» **EXTRACTED INFORMATION**
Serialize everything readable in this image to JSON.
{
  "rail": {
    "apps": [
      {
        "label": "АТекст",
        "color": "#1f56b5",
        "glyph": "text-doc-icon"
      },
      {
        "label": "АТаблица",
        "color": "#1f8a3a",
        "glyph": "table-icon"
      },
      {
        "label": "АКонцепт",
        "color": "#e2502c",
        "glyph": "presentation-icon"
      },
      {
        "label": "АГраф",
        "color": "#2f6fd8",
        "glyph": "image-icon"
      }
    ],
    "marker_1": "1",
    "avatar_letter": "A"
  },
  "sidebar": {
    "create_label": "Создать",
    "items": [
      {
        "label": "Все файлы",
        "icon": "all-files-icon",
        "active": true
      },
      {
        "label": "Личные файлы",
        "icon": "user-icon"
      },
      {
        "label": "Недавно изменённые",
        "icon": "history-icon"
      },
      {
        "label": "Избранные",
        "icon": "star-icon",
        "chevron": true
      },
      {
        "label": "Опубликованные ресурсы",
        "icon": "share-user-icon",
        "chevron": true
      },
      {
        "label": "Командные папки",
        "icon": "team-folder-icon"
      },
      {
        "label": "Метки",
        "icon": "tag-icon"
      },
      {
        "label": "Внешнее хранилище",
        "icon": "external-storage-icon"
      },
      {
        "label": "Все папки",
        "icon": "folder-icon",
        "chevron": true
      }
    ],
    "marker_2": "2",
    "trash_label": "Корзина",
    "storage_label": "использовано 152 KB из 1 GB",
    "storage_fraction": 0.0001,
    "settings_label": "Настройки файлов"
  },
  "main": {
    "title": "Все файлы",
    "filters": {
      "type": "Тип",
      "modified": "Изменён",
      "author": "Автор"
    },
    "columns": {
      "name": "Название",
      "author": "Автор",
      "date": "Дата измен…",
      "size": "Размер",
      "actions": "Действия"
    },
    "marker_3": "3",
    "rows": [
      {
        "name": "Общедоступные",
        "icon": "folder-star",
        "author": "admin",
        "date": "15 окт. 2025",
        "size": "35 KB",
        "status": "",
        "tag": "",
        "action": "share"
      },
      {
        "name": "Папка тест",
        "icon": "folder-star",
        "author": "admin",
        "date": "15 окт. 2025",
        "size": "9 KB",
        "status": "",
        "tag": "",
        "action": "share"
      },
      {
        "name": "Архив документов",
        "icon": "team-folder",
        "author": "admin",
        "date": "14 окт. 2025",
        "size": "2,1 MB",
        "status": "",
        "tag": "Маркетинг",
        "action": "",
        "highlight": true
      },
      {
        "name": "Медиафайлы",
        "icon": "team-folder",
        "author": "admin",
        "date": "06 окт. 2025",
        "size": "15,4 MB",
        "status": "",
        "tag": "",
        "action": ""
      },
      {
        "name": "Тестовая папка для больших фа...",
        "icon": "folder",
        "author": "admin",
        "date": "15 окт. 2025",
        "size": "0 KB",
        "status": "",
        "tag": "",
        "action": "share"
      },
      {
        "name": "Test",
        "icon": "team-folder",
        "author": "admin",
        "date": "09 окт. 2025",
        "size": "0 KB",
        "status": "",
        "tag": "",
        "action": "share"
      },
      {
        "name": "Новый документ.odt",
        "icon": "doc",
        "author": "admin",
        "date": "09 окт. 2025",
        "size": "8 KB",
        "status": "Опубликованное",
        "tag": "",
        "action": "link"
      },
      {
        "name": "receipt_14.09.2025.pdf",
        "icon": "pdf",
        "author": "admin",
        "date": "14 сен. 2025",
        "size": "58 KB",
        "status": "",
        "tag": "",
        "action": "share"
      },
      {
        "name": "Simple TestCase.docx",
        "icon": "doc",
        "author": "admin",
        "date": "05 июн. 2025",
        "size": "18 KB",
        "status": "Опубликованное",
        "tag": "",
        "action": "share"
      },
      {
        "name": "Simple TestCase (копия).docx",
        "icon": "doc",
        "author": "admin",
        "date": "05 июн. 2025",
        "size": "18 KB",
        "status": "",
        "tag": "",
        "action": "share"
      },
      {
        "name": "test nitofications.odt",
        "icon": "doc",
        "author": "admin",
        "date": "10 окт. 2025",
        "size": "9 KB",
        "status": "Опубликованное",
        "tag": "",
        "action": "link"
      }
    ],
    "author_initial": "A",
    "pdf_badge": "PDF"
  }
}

» **AIM OF THE TASK**
Repeat the whole listing exactly, keeping every line intact.

» **OUTPUT FOR THIS EXERCISE**
Serialize everything readable in this image to JSON.
{
  "rail": {
    "apps": [
      {
        "label": "АТекст",
        "color": "#1f56b5",
        "glyph": "text-doc-icon"
      },
      {
        "label": "АТаблица",
        "color": "#1f8a3a",
        "glyph": "table-icon"
      },
      {
        "label": "АКонцепт",
        "color": "#e2502c",
        "glyph": "presentation-icon"
      },
      {
        "label": "АГраф",
        "color": "#2f6fd8",
        "glyph": "image-icon"
      }
    ],
    "marker_1": "1",
    "avatar_letter": "A"
  },
  "sidebar": {
    "create_label": "Создать",
    "items": [
      {
        "label": "Все файлы",
        "icon": "all-files-icon",
        "active": true
      },
      {
        "label": "Личные файлы",
        "icon": "user-icon"
      },
      {
        "label": "Недавно изменённые",
        "icon": "history-icon"
      },
      {
        "label": "Избранные",
        "icon": "star-icon",
        "chevron": true
      },
      {
        "label": "Опубликованные ресурсы",
        "icon": "share-user-icon",
        "chevron": true
      },
      {
        "label": "Командные папки",
        "icon": "team-folder-icon"
      },
      {
        "label": "Метки",
        "icon": "tag-icon"
      },
      {
        "label": "Внешнее хранилище",
        "icon": "external-storage-icon"
      },
      {
        "label": "Все папки",
        "icon": "folder-icon",
        "chevron": true
      }
    ],
    "marker_2": "2",
    "trash_label": "Корзина",
    "storage_label": "использовано 152 KB из 1 GB",
    "storage_fraction": 0.0001,
    "settings_label": "Настройки файлов"
  },
  "main": {
    "title": "Все файлы",
    "filters": {
      "type": "Тип",
      "modified": "Изменён",
      "author": "Автор"
    },
    "columns": {
      "name": "Название",
      "author": "Автор",
      "date": "Дата измен…",
      "size": "Размер",
      "actions": "Действия"
    },
    "marker_3": "3",
    "rows": [
      {
        "name": "Общедоступные",
        "icon": "folder-star",
        "author": "admin",
        "date": "15 окт. 2025",
        "size": "35 KB",
        "status": "",
        "tag": "",
        "action": "share"
      },
      {
        "name": "Папка тест",
        "icon": "folder-star",
        "author": "admin",
        "date": "15 окт. 2025",
        "size": "9 KB",
        "status": "",
        "tag": "",
        "action": "share"
      },
      {
        "name": "Архив документов",
        "icon": "team-folder",
        "author": "admin",
        "date": "14 окт. 2025",
        "size": "2,1 MB",
        "status": "",
        "tag": "Маркетинг",
        "action": "",
        "highlight": true
      },
      {
        "name": "Медиафайлы",
        "icon": "team-folder",
        "author": "admin",
        "date": "06 окт. 2025",
        "size": "15,4 MB",
        "status": "",
        "tag": "",
        "action": ""
      },
      {
        "name": "Тестовая папка для больших фа...",
        "icon": "folder",
        "author": "admin",
        "date": "15 окт. 2025",
        "size": "0 KB",
        "status": "",
        "tag": "",
        "action": "share"
      },
      {
        "name": "Test",
        "icon": "team-folder",
        "author": "admin",
        "date": "09 окт. 2025",
        "size": "0 KB",
        "status": "",
        "tag": "",
        "action": "share"
      },
      {
        "name": "Новый документ.odt",
        "icon": "doc",
        "author": "admin",
        "date": "09 окт. 2025",
        "size": "8 KB",
        "status": "Опубликованное",
        "tag": "",
        "action": "link"
      },
      {
        "name": "receipt_14.09.2025.pdf",
        "icon": "pdf",
        "author": "admin",
        "date": "14 сен. 2025",
        "size": "58 KB",
        "status": "",
        "tag": "",
        "action": "share"
      },
      {
        "name": "Simple TestCase.docx",
        "icon": "doc",
        "author": "admin",
        "date": "05 июн. 2025",
        "size": "18 KB",
        "status": "Опубликованное",
        "tag": "",
        "action": "share"
      },
      {
        "name": "Simple TestCase (копия).docx",
        "icon": "doc",
        "author": "admin",
        "date": "05 июн. 2025",
        "size": "18 KB",
        "status": "",
        "tag": "",
        "action": "share"
      },
      {
        "name": "test nitofications.odt",
        "icon": "doc",
        "author": "admin",
        "date": "10 окт. 2025",
        "size": "9 KB",
        "status": "Опубликованное",
        "tag": "",
        "action": "link"
      }
    ],
    "author_initial": "A",
    "pdf_badge": "PDF"
  }
}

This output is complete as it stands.